[TASK STATEMENT]: Retype every entry word for word.

━━ EXTRACTED DATA

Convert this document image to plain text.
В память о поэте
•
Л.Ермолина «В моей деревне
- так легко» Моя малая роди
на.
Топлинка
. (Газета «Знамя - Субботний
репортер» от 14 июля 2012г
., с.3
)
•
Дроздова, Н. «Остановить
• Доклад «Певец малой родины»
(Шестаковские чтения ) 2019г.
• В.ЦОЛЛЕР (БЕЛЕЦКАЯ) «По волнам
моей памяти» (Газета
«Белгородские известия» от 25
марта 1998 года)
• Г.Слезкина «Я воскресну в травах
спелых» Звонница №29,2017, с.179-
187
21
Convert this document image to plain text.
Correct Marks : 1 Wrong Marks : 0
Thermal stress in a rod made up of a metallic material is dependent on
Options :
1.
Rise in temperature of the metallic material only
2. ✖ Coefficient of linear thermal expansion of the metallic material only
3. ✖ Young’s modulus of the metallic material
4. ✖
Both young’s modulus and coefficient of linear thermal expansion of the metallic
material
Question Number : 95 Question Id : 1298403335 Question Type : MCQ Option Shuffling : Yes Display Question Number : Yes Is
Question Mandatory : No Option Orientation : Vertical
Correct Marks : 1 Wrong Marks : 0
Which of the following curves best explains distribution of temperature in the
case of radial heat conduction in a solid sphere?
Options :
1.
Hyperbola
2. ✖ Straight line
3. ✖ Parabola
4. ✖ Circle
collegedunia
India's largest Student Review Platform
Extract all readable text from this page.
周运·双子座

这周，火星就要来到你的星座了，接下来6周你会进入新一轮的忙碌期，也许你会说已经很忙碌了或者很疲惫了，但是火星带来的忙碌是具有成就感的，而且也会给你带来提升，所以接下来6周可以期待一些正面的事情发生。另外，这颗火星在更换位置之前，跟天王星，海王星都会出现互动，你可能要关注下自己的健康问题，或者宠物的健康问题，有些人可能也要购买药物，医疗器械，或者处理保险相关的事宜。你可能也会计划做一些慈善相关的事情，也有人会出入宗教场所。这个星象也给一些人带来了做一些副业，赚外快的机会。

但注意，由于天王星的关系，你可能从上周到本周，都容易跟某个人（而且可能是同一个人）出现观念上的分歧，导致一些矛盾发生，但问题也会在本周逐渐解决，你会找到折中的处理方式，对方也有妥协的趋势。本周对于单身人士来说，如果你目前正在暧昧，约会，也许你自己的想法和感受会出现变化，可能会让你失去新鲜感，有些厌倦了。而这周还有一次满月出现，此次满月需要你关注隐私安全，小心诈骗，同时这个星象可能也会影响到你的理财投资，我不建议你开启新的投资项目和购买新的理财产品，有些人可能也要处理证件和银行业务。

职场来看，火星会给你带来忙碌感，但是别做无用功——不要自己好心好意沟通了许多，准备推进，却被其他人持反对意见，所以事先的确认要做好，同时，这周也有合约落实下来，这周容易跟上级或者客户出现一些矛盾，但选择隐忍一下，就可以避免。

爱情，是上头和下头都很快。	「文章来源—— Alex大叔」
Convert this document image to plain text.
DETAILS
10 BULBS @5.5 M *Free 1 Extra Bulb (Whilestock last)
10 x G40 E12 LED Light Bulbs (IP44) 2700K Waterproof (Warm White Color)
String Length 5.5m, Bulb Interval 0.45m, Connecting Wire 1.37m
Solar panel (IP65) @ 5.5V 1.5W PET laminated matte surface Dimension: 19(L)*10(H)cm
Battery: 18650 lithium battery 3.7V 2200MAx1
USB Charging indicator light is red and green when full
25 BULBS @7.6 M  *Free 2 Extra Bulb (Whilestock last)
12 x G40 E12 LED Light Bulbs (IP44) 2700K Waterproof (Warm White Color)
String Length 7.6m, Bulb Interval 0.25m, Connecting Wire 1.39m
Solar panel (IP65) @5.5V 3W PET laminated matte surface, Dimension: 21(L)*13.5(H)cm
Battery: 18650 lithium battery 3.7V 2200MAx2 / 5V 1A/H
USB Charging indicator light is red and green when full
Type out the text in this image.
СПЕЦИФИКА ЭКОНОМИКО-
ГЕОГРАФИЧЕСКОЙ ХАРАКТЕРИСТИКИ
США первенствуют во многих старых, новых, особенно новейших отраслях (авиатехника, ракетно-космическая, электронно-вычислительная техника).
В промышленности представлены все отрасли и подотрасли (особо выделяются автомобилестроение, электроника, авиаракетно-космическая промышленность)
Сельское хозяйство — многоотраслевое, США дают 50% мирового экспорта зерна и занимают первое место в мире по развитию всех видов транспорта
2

━━━━

[ANSWER TO THE EXERCISE]:
Convert this document image to plain text.
В память о поэте
•
Л.Ермолина «В моей деревне
- так легко» Моя малая роди
на.
Топлинка
. (Газета «Знамя - Субботний
репортер» от 14 июля 2012г
., с.3
)
•
Дроздова, Н. «Остановить
• Доклад «Певец малой родины»
(Шестаковские чтения ) 2019г.
• В.ЦОЛЛЕР (БЕЛЕЦКАЯ) «По волнам
моей памяти» (Газета
«Белгородские известия» от 25
марта 1998 года)
• Г.Слезкина «Я воскресну в травах
спелых» Звонница №29,2017, с.179-
187
21
Convert this document image to plain text.
Correct Marks : 1 Wrong Marks : 0
Thermal stress in a rod made up of a metallic material is dependent on
Options :
1.
Rise in temperature of the metallic material only
2. ✖ Coefficient of linear thermal expansion of the metallic material only
3. ✖ Young’s modulus of the metallic material
4. ✖
Both young’s modulus and coefficient of linear thermal expansion of the metallic
material
Question Number : 95 Question Id : 1298403335 Question Type : MCQ Option Shuffling : Yes Display Question Number : Yes Is
Question Mandatory : No Option Orientation : Vertical
Correct Marks : 1 Wrong Marks : 0
Which of the following curves best explains distribution of temperature in the
case of radial heat conduction in a solid sphere?
Options :
1.
Hyperbola
2. ✖ Straight line
3. ✖ Parabola
4. ✖ Circle
collegedunia
India's largest Student Review Platform
Extract all readable text from this page.
周运·双子座

这周，火星就要来到你的星座了，接下来6周你会进入新一轮的忙碌期，也许你会说已经很忙碌了或者很疲惫了，但是火星带来的忙碌是具有成就感的，而且也会给你带来提升，所以接下来6周可以期待一些正面的事情发生。另外，这颗火星在更换位置之前，跟天王星，海王星都会出现互动，你可能要关注下自己的健康问题，或者宠物的健康问题，有些人可能也要购买药物，医疗器械，或者处理保险相关的事宜。你可能也会计划做一些慈善相关的事情，也有人会出入宗教场所。这个星象也给一些人带来了做一些副业，赚外快的机会。

但注意，由于天王星的关系，你可能从上周到本周，都容易跟某个人（而且可能是同一个人）出现观念上的分歧，导致一些矛盾发生，但问题也会在本周逐渐解决，你会找到折中的处理方式，对方也有妥协的趋势。本周对于单身人士来说，如果你目前正在暧昧，约会，也许你自己的想法和感受会出现变化，可能会让你失去新鲜感，有些厌倦了。而这周还有一次满月出现，此次满月需要你关注隐私安全，小心诈骗，同时这个星象可能也会影响到你的理财投资，我不建议你开启新的投资项目和购买新的理财产品，有些人可能也要处理证件和银行业务。

职场来看，火星会给你带来忙碌感，但是别做无用功——不要自己好心好意沟通了许多，准备推进，却被其他人持反对意见，所以事先的确认要做好，同时，这周也有合约落实下来，这周容易跟上级或者客户出现一些矛盾，但选择隐忍一下，就可以避免。

爱情，是上头和下头都很快。	「文章来源—— Alex大叔」
Convert this document image to plain text.
DETAILS
10 BULBS @5.5 M *Free 1 Extra Bulb (Whilestock last)
10 x G40 E12 LED Light Bulbs (IP44) 2700K Waterproof (Warm White Color)
String Length 5.5m, Bulb Interval 0.45m, Connecting Wire 1.37m
Solar panel (IP65) @ 5.5V 1.5W PET laminated matte surface Dimension: 19(L)*10(H)cm
Battery: 18650 lithium battery 3.7V 2200MAx1
USB Charging indicator light is red and green when full
25 BULBS @7.6 M  *Free 2 Extra Bulb (Whilestock last)
12 x G40 E12 LED Light Bulbs (IP44) 2700K Waterproof (Warm White Color)
String Length 7.6m, Bulb Interval 0.25m, Connecting Wire 1.39m
Solar panel (IP65) @5.5V 3W PET laminated matte surface, Dimension: 21(L)*13.5(H)cm
Battery: 18650 lithium battery 3.7V 2200MAx2 / 5V 1A/H
USB Charging indicator light is red and green when full
Type out the text in this image.
СПЕЦИФИКА ЭКОНОМИКО-
ГЕОГРАФИЧЕСКОЙ ХАРАКТЕРИСТИКИ
США первенствуют во многих старых, новых, особенно новейших отраслях (авиатехника, ракетно-космическая, электронно-вычислительная техника).
В промышленности представлены все отрасли и подотрасли (особо выделяются автомобилестроение, электроника, авиаракетно-космическая промышленность)
Сельское хозяйство — многоотраслевое, США дают 50% мирового экспорта зерна и занимают первое место в мире по развитию всех видов транспорта
2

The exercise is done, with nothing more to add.